* **Goal of the exercise**: Return all of the entries exactly as written.

+++ Given records +++

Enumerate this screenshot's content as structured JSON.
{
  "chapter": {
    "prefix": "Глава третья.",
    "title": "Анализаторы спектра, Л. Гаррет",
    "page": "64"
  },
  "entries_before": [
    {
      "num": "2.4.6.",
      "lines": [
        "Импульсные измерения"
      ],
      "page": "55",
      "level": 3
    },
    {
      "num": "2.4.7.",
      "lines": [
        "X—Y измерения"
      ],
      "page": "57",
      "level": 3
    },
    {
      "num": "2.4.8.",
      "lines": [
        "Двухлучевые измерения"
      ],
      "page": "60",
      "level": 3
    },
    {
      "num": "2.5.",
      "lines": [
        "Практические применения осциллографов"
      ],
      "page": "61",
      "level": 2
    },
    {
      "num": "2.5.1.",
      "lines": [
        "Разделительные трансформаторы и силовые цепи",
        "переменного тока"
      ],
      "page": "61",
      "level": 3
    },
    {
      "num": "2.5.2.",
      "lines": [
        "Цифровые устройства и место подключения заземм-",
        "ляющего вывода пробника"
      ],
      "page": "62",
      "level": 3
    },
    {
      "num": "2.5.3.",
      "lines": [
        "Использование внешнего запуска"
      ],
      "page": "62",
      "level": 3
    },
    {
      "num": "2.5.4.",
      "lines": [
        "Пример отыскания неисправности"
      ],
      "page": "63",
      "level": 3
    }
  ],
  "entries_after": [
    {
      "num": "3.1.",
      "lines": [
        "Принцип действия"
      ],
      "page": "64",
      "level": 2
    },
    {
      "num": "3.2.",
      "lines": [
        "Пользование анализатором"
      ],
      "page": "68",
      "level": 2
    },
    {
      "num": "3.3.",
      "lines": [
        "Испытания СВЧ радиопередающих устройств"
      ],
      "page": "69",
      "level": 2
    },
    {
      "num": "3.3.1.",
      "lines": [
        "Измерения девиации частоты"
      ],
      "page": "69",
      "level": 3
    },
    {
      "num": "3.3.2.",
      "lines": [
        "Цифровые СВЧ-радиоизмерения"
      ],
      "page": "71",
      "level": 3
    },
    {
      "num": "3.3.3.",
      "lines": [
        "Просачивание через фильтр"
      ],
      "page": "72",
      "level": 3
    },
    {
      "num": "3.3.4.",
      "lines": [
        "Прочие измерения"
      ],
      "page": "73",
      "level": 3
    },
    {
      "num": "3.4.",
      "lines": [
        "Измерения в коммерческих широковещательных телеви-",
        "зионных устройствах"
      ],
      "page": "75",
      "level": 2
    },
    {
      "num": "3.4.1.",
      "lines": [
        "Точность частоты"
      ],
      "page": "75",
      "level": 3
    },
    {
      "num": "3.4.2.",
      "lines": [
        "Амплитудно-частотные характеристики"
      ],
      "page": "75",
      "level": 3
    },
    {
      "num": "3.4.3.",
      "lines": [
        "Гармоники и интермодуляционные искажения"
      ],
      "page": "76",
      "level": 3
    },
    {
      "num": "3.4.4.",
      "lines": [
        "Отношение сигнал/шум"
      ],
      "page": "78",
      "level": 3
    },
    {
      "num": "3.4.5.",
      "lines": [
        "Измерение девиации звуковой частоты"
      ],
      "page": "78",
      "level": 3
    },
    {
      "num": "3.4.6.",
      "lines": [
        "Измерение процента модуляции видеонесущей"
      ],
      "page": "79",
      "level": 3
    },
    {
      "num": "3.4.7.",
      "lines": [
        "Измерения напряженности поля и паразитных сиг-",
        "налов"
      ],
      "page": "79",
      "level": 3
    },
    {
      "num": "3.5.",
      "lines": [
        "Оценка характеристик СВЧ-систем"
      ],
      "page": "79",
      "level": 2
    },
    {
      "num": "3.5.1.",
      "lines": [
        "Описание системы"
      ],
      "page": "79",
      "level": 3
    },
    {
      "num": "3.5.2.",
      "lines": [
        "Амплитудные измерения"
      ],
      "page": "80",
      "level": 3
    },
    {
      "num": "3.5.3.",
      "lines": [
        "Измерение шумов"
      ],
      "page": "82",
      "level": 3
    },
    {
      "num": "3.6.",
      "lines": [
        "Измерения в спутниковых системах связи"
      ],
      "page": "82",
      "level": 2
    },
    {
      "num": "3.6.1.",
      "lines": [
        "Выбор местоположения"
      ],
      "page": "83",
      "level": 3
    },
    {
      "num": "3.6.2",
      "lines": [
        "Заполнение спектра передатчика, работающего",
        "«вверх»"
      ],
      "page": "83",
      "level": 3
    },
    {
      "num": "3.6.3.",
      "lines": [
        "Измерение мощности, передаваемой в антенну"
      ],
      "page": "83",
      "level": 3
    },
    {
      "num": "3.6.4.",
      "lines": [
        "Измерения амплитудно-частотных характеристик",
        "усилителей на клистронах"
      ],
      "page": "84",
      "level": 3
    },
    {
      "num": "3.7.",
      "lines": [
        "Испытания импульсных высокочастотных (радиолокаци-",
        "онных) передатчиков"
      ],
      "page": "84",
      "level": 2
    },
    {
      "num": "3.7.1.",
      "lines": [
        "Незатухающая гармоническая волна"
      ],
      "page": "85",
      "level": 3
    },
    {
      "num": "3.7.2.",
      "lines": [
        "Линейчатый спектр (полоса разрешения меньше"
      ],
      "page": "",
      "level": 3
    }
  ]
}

+++

* **Full output**:
Enumerate this screenshot's content as structured JSON.
{
  "chapter": {
    "prefix": "Глава третья.",
    "title": "Анализаторы спектра, Л. Гаррет",
    "page": "64"
  },
  "entries_before": [
    {
      "num": "2.4.6.",
      "lines": [
        "Импульсные измерения"
      ],
      "page": "55",
      "level": 3
    },
    {
      "num": "2.4.7.",
      "lines": [
        "X—Y измерения"
      ],
      "page": "57",
      "level": 3
    },
    {
      "num": "2.4.8.",
      "lines": [
        "Двухлучевые измерения"
      ],
      "page": "60",
      "level": 3
    },
    {
      "num": "2.5.",
      "lines": [
        "Практические применения осциллографов"
      ],
      "page": "61",
      "level": 2
    },
    {
      "num": "2.5.1.",
      "lines": [
        "Разделительные трансформаторы и силовые цепи",
        "переменного тока"
      ],
      "page": "61",
      "level": 3
    },
    {
      "num": "2.5.2.",
      "lines": [
        "Цифровые устройства и место подключения заземм-",
        "ляющего вывода пробника"
      ],
      "page": "62",
      "level": 3
    },
    {
      "num": "2.5.3.",
      "lines": [
        "Использование внешнего запуска"
      ],
      "page": "62",
      "level": 3
    },
    {
      "num": "2.5.4.",
      "lines": [
        "Пример отыскания неисправности"
      ],
      "page": "63",
      "level": 3
    }
  ],
  "entries_after": [
    {
      "num": "3.1.",
      "lines": [
        "Принцип действия"
      ],
      "page": "64",
      "level": 2
    },
    {
      "num": "3.2.",
      "lines": [
        "Пользование анализатором"
      ],
      "page": "68",
      "level": 2
    },
    {
      "num": "3.3.",
      "lines": [
        "Испытания СВЧ радиопередающих устройств"
      ],
      "page": "69",
      "level": 2
    },
    {
      "num": "3.3.1.",
      "lines": [
        "Измерения девиации частоты"
      ],
      "page": "69",
      "level": 3
    },
    {
      "num": "3.3.2.",
      "lines": [
        "Цифровые СВЧ-радиоизмерения"
      ],
      "page": "71",
      "level": 3
    },
    {
      "num": "3.3.3.",
      "lines": [
        "Просачивание через фильтр"
      ],
      "page": "72",
      "level": 3
    },
    {
      "num": "3.3.4.",
      "lines": [
        "Прочие измерения"
      ],
      "page": "73",
      "level": 3
    },
    {
      "num": "3.4.",
      "lines": [
        "Измерения в коммерческих широковещательных телеви-",
        "зионных устройствах"
      ],
      "page": "75",
      "level": 2
    },
    {
      "num": "3.4.1.",
      "lines": [
        "Точность частоты"
      ],
      "page": "75",
      "level": 3
    },
    {
      "num": "3.4.2.",
      "lines": [
        "Амплитудно-частотные характеристики"
      ],
      "page": "75",
      "level": 3
    },
    {
      "num": "3.4.3.",
      "lines": [
        "Гармоники и интермодуляционные искажения"
      ],
      "page": "76",
      "level": 3
    },
    {
      "num": "3.4.4.",
      "lines": [
        "Отношение сигнал/шум"
      ],
      "page": "78",
      "level": 3
    },
    {
      "num": "3.4.5.",
      "lines": [
        "Измерение девиации звуковой частоты"
      ],
      "page": "78",
      "level": 3
    },
    {
      "num": "3.4.6.",
      "lines": [
        "Измерение процента модуляции видеонесущей"
      ],
      "page": "79",
      "level": 3
    },
    {
      "num": "3.4.7.",
      "lines": [
        "Измерения напряженности поля и паразитных сиг-",
        "налов"
      ],
      "page": "79",
      "level": 3
    },
    {
      "num": "3.5.",
      "lines": [
        "Оценка характеристик СВЧ-систем"
      ],
      "page": "79",
      "level": 2
    },
    {
      "num": "3.5.1.",
      "lines": [
        "Описание системы"
      ],
      "page": "79",
      "level": 3
    },
    {
      "num": "3.5.2.",
      "lines": [
        "Амплитудные измерения"
      ],
      "page": "80",
      "level": 3
    },
    {
      "num": "3.5.3.",
      "lines": [
        "Измерение шумов"
      ],
      "page": "82",
      "level": 3
    },
    {
      "num": "3.6.",
      "lines": [
        "Измерения в спутниковых системах связи"
      ],
      "page": "82",
      "level": 2
    },
    {
      "num": "3.6.1.",
      "lines": [
        "Выбор местоположения"
      ],
      "page": "83",
      "level": 3
    },
    {
      "num": "3.6.2",
      "lines": [
        "Заполнение спектра передатчика, работающего",
        "«вверх»"
      ],
      "page": "83",
      "level": 3
    },
    {
      "num": "3.6.3.",
      "lines": [
        "Измерение мощности, передаваемой в антенну"
      ],
      "page": "83",
      "level": 3
    },
    {
      "num": "3.6.4.",
      "lines": [
        "Измерения амплитудно-частотных характеристик",
        "усилителей на клистронах"
      ],
      "page": "84",
      "level": 3
    },
    {
      "num": "3.7.",
      "lines": [
        "Испытания импульсных высокочастотных (радиолокаци-",
        "онных) передатчиков"
      ],
      "page": "84",
      "level": 2
    },
    {
      "num": "3.7.1.",
      "lines": [
        "Незатухающая гармоническая волна"
      ],
      "page": "85",
      "level": 3
    },
    {
      "num": "3.7.2.",
      "lines": [
        "Линейчатый спектр (полоса разрешения меньше"
      ],
      "page": "",
      "level": 3
    }
  ]
}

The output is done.